Task => Find every line in the records below that holds the word "quella", and copy it out.

Extracted entries =>
————————

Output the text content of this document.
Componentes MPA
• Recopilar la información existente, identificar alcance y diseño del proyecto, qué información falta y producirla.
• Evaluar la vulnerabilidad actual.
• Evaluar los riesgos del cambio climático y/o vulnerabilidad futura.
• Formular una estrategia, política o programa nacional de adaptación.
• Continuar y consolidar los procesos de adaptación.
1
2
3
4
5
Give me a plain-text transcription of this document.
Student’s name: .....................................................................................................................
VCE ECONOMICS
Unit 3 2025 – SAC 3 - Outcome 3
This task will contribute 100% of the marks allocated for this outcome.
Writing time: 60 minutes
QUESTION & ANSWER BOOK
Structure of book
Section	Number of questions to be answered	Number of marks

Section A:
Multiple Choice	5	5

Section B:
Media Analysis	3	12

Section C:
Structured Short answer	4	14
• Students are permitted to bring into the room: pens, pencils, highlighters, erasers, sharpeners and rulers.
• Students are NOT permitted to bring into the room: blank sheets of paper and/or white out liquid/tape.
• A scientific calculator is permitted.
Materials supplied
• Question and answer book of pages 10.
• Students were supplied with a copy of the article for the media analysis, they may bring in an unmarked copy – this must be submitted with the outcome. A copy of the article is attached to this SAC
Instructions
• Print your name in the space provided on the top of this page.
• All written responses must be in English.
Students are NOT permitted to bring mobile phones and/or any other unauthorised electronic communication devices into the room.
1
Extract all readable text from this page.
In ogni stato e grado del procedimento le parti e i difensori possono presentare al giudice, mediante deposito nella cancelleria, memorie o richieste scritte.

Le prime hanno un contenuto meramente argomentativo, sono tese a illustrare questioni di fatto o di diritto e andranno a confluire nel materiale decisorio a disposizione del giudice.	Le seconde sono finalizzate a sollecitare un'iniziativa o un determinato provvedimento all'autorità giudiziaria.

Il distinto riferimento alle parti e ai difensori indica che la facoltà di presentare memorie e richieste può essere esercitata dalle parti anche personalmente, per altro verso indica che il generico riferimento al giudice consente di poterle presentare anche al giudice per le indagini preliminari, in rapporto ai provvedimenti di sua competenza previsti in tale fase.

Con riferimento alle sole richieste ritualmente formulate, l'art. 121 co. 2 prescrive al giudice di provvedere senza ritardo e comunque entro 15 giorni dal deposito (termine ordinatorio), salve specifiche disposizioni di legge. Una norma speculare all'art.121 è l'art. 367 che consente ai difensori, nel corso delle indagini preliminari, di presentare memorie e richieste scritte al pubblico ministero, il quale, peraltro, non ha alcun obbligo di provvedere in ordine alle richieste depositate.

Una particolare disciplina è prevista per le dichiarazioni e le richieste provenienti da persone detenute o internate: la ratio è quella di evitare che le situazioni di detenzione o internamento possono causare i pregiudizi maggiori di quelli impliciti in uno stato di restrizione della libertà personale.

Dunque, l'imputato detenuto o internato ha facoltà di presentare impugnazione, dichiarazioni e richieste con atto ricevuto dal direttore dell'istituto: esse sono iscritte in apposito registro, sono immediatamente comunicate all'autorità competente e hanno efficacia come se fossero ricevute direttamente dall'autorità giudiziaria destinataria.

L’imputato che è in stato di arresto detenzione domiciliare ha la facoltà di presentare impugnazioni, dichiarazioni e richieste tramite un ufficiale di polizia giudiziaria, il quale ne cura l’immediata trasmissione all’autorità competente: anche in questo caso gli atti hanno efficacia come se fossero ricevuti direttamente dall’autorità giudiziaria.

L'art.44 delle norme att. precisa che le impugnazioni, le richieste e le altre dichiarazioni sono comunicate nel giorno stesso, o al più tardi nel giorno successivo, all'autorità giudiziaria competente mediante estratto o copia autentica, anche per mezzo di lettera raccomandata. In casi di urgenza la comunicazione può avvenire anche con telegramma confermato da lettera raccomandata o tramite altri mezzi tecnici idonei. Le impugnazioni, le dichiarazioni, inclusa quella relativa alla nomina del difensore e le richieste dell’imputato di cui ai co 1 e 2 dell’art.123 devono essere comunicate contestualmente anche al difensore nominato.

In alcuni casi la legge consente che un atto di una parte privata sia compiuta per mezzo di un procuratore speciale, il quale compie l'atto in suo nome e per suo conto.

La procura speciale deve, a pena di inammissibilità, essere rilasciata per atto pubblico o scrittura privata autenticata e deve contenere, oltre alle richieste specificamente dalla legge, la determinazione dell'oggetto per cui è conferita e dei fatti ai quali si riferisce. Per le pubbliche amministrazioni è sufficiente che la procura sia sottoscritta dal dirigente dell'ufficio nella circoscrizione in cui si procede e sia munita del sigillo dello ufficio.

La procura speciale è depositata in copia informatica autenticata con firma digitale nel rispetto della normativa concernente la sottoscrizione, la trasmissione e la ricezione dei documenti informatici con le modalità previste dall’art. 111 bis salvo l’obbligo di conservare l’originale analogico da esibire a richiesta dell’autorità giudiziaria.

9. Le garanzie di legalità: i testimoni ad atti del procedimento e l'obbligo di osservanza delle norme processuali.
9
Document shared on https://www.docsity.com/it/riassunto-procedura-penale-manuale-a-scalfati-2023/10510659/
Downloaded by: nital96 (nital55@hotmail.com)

————————

Output =>
Una particolare disciplina è prevista per le dichiarazioni e le richieste provenienti da persone detenute o internate: la ratio è quella di evitare che le situazioni di detenzione o internamento possono causare i pregiudizi maggiori di quelli impliciti in uno stato di restrizione della libertà personale.
L'art.44 delle norme att. precisa che le impugnazioni, le richieste e le altre dichiarazioni sono comunicate nel giorno stesso, o al più tardi nel giorno successivo, all'autorità giudiziaria competente mediante estratto o copia autentica, anche per mezzo di lettera raccomandata. In casi di urgenza la comunicazione può avvenire anche con telegramma confermato da lettera raccomandata o tramite altri mezzi tecnici idonei. Le impugnazioni, le dichiarazioni, inclusa quella relativa alla nomina del difensore e le richieste dell’imputato di cui ai co 1 e 2 dell’art.123 devono essere comunicate contestualmente anche al difensore nominato.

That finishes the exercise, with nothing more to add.